··· DATA SUPPLIED ···

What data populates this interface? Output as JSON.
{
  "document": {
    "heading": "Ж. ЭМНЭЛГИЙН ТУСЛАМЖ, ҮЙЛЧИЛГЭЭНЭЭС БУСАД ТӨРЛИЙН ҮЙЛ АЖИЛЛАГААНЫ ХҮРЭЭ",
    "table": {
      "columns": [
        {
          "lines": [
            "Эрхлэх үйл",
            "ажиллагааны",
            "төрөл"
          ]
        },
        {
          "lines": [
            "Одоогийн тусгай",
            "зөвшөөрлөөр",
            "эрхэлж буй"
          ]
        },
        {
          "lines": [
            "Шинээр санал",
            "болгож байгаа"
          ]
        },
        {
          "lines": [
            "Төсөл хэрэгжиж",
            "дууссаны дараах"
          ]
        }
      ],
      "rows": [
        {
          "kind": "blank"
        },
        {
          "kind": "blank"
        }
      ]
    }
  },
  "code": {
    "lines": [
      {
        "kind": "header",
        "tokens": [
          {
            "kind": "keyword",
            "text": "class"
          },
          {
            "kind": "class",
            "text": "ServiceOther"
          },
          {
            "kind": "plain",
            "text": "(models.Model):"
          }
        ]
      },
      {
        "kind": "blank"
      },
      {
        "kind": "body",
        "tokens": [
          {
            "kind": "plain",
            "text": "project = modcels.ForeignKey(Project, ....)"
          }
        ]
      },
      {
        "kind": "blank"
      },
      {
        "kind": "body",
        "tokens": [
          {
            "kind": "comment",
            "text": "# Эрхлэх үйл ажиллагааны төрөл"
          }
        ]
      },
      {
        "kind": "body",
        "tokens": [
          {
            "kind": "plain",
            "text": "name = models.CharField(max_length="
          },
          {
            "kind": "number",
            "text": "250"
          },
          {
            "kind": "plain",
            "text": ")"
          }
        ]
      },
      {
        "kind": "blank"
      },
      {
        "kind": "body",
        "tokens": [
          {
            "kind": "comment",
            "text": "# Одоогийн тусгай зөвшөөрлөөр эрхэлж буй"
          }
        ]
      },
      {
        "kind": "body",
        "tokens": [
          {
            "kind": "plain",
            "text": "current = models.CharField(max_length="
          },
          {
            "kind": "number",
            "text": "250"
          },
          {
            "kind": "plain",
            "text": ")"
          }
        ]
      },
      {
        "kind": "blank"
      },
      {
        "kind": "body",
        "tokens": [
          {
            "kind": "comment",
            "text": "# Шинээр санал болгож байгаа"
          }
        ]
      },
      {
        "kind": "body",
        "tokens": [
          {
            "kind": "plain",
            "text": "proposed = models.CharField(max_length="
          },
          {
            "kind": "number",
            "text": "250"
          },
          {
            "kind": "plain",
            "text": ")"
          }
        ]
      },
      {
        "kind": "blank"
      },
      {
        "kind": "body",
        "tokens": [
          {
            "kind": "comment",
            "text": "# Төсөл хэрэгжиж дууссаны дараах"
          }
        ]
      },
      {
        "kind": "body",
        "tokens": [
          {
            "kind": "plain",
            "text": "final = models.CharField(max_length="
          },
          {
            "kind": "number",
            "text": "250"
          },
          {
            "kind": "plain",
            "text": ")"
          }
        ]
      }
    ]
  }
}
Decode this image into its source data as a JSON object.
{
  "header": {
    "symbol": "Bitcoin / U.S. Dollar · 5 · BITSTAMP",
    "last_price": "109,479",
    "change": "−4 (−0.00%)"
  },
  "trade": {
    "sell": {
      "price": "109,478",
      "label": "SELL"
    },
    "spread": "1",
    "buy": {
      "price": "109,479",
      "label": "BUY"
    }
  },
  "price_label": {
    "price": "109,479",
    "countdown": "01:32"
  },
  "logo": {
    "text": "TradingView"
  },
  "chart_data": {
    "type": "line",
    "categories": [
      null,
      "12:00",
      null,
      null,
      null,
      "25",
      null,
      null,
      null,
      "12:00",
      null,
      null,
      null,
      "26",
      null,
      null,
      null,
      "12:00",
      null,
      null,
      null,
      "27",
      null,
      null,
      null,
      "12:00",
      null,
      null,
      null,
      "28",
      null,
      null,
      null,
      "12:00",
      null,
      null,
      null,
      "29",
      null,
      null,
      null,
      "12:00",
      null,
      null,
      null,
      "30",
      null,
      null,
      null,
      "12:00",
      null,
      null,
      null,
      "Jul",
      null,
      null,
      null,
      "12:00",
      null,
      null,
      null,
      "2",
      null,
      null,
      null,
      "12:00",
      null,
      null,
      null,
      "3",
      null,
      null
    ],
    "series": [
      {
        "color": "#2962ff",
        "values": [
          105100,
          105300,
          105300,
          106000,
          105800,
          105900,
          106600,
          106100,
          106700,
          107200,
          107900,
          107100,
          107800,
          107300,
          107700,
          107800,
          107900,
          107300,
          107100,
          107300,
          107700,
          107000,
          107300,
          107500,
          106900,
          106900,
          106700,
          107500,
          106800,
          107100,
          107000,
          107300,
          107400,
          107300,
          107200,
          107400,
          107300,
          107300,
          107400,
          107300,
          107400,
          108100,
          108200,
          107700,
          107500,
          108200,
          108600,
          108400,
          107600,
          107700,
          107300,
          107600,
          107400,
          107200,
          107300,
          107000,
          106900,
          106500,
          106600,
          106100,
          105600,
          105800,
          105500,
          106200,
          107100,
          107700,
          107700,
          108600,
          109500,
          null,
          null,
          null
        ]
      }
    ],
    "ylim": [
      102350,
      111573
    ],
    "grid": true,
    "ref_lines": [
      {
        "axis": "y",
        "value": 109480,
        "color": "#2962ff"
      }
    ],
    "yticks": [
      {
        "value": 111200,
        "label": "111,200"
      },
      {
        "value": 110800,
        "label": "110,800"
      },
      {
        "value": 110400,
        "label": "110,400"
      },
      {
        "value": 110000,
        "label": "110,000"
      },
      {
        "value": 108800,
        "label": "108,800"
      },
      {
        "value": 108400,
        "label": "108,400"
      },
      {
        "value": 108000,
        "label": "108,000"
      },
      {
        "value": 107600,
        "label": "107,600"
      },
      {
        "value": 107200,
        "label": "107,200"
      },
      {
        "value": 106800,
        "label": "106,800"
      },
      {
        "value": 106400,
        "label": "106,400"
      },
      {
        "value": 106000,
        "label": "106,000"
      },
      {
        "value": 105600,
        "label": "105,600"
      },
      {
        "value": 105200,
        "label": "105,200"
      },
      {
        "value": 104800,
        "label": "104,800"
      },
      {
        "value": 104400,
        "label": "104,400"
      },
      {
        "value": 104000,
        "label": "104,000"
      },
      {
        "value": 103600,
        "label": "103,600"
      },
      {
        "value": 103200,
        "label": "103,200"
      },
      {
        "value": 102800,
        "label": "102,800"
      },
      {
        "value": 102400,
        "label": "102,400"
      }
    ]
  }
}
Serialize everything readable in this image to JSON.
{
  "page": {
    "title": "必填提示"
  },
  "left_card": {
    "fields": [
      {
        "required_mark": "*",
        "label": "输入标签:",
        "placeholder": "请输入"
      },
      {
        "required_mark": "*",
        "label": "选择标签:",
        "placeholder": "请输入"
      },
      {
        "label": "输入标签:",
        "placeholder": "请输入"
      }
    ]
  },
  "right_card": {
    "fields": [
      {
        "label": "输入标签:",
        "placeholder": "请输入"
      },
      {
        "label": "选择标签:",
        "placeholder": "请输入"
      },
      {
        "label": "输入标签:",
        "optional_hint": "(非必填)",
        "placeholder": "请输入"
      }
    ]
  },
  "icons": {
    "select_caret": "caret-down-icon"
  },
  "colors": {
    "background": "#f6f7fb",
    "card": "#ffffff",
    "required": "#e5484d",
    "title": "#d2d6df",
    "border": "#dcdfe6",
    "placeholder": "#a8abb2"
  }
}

···

GOAL: Please repeat the listing exactly, with nothing left out.

SOLUTION FOR THIS PROBLEM:
What data populates this interface? Output as JSON.
{
  "document": {
    "heading": "Ж. ЭМНЭЛГИЙН ТУСЛАМЖ, ҮЙЛЧИЛГЭЭНЭЭС БУСАД ТӨРЛИЙН ҮЙЛ АЖИЛЛАГААНЫ ХҮРЭЭ",
    "table": {
      "columns": [
        {
          "lines": [
            "Эрхлэх үйл",
            "ажиллагааны",
            "төрөл"
          ]
        },
        {
          "lines": [
            "Одоогийн тусгай",
            "зөвшөөрлөөр",
            "эрхэлж буй"
          ]
        },
        {
          "lines": [
            "Шинээр санал",
            "болгож байгаа"
          ]
        },
        {
          "lines": [
            "Төсөл хэрэгжиж",
            "дууссаны дараах"
          ]
        }
      ],
      "rows": [
        {
          "kind": "blank"
        },
        {
          "kind": "blank"
        }
      ]
    }
  },
  "code": {
    "lines": [
      {
        "kind": "header",
        "tokens": [
          {
            "kind": "keyword",
            "text": "class"
          },
          {
            "kind": "class",
            "text": "ServiceOther"
          },
          {
            "kind": "plain",
            "text": "(models.Model):"
          }
        ]
      },
      {
        "kind": "blank"
      },
      {
        "kind": "body",
        "tokens": [
          {
            "kind": "plain",
            "text": "project = modcels.ForeignKey(Project, ....)"
          }
        ]
      },
      {
        "kind": "blank"
      },
      {
        "kind": "body",
        "tokens": [
          {
            "kind": "comment",
            "text": "# Эрхлэх үйл ажиллагааны төрөл"
          }
        ]
      },
      {
        "kind": "body",
        "tokens": [
          {
            "kind": "plain",
            "text": "name = models.CharField(max_length="
          },
          {
            "kind": "number",
            "text": "250"
          },
          {
            "kind": "plain",
            "text": ")"
          }
        ]
      },
      {
        "kind": "blank"
      },
      {
        "kind": "body",
        "tokens": [
          {
            "kind": "comment",
            "text": "# Одоогийн тусгай зөвшөөрлөөр эрхэлж буй"
          }
        ]
      },
      {
        "kind": "body",
        "tokens": [
          {
            "kind": "plain",
            "text": "current = models.CharField(max_length="
          },
          {
            "kind": "number",
            "text": "250"
          },
          {
            "kind": "plain",
            "text": ")"
          }
        ]
      },
      {
        "kind": "blank"
      },
      {
        "kind": "body",
        "tokens": [
          {
            "kind": "comment",
            "text": "# Шинээр санал болгож байгаа"
          }
        ]
      },
      {
        "kind": "body",
        "tokens": [
          {
            "kind": "plain",
            "text": "proposed = models.CharField(max_length="
          },
          {
            "kind": "number",
            "text": "250"
          },
          {
            "kind": "plain",
            "text": ")"
          }
        ]
      },
      {
        "kind": "blank"
      },
      {
        "kind": "body",
        "tokens": [
          {
            "kind": "comment",
            "text": "# Төсөл хэрэгжиж дууссаны дараах"
          }
        ]
      },
      {
        "kind": "body",
        "tokens": [
          {
            "kind": "plain",
            "text": "final = models.CharField(max_length="
          },
          {
            "kind": "number",
            "text": "250"
          },
          {
            "kind": "plain",
            "text": ")"
          }
        ]
      }
    ]
  }
}
Decode this image into its source data as a JSON object.
{
  "header": {
    "symbol": "Bitcoin / U.S. Dollar · 5 · BITSTAMP",
    "last_price": "109,479",
    "change": "−4 (−0.00%)"
  },
  "trade": {
    "sell": {
      "price": "109,478",
      "label": "SELL"
    },
    "spread": "1",
    "buy": {
      "price": "109,479",
      "label": "BUY"
    }
  },
  "price_label": {
    "price": "109,479",
    "countdown": "01:32"
  },
  "logo": {
    "text": "TradingView"
  },
  "chart_data": {
    "type": "line",
    "categories": [
      null,
      "12:00",
      null,
      null,
      null,
      "25",
      null,
      null,
      null,
      "12:00",
      null,
      null,
      null,
      "26",
      null,
      null,
      null,
      "12:00",
      null,
      null,
      null,
      "27",
      null,
      null,
      null,
      "12:00",
      null,
      null,
      null,
      "28",
      null,
      null,
      null,
      "12:00",
      null,
      null,
      null,
      "29",
      null,
      null,
      null,
      "12:00",
      null,
      null,
      null,
      "30",
      null,
      null,
      null,
      "12:00",
      null,
      null,
      null,
      "Jul",
      null,
      null,
      null,
      "12:00",
      null,
      null,
      null,
      "2",
      null,
      null,
      null,
      "12:00",
      null,
      null,
      null,
      "3",
      null,
      null
    ],
    "series": [
      {
        "color": "#2962ff",
        "values": [
          105100,
          105300,
          105300,
          106000,
          105800,
          105900,
          106600,
          106100,
          106700,
          107200,
          107900,
          107100,
          107800,
          107300,
          107700,
          107800,
          107900,
          107300,
          107100,
          107300,
          107700,
          107000,
          107300,
          107500,
          106900,
          106900,
          106700,
          107500,
          106800,
          107100,
          107000,
          107300,
          107400,
          107300,
          107200,
          107400,
          107300,
          107300,
          107400,
          107300,
          107400,
          108100,
          108200,
          107700,
          107500,
          108200,
          108600,
          108400,
          107600,
          107700,
          107300,
          107600,
          107400,
          107200,
          107300,
          107000,
          106900,
          106500,
          106600,
          106100,
          105600,
          105800,
          105500,
          106200,
          107100,
          107700,
          107700,
          108600,
          109500,
          null,
          null,
          null
        ]
      }
    ],
    "ylim": [
      102350,
      111573
    ],
    "grid": true,
    "ref_lines": [
      {
        "axis": "y",
        "value": 109480,
        "color": "#2962ff"
      }
    ],
    "yticks": [
      {
        "value": 111200,
        "label": "111,200"
      },
      {
        "value": 110800,
        "label": "110,800"
      },
      {
        "value": 110400,
        "label": "110,400"
      },
      {
        "value": 110000,
        "label": "110,000"
      },
      {
        "value": 108800,
        "label": "108,800"
      },
      {
        "value": 108400,
        "label": "108,400"
      },
      {
        "value": 108000,
        "label": "108,000"
      },
      {
        "value": 107600,
        "label": "107,600"
      },
      {
        "value": 107200,
        "label": "107,200"
      },
      {
        "value": 106800,
        "label": "106,800"
      },
      {
        "value": 106400,
        "label": "106,400"
      },
      {
        "value": 106000,
        "label": "106,000"
      },
      {
        "value": 105600,
        "label": "105,600"
      },
      {
        "value": 105200,
        "label": "105,200"
      },
      {
        "value": 104800,
        "label": "104,800"
      },
      {
        "value": 104400,
        "label": "104,400"
      },
      {
        "value": 104000,
        "label": "104,000"
      },
      {
        "value": 103600,
        "label": "103,600"
      },
      {
        "value": 103200,
        "label": "103,200"
      },
      {
        "value": 102800,
        "label": "102,800"
      },
      {
        "value": 102400,
        "label": "102,400"
      }
    ]
  }
}
Serialize everything readable in this image to JSON.
{
  "page": {
    "title": "必填提示"
  },
  "left_card": {
    "fields": [
      {
        "required_mark": "*",
        "label": "输入标签:",
        "placeholder": "请输入"
      },
      {
        "required_mark": "*",
        "label": "选择标签:",
        "placeholder": "请输入"
      },
      {
        "label": "输入标签:",
        "placeholder": "请输入"
      }
    ]
  },
  "right_card": {
    "fields": [
      {
        "label": "输入标签:",
        "placeholder": "请输入"
      },
      {
        "label": "选择标签:",
        "placeholder": "请输入"
      },
      {
        "label": "输入标签:",
        "optional_hint": "(非必填)",
        "placeholder": "请输入"
      }
    ]
  },
  "icons": {
    "select_caret": "caret-down-icon"
  },
  "colors": {
    "background": "#f6f7fb",
    "card": "#ffffff",
    "required": "#e5484d",
    "title": "#d2d6df",
    "border": "#dcdfe6",
    "placeholder": "#a8abb2"
  }
}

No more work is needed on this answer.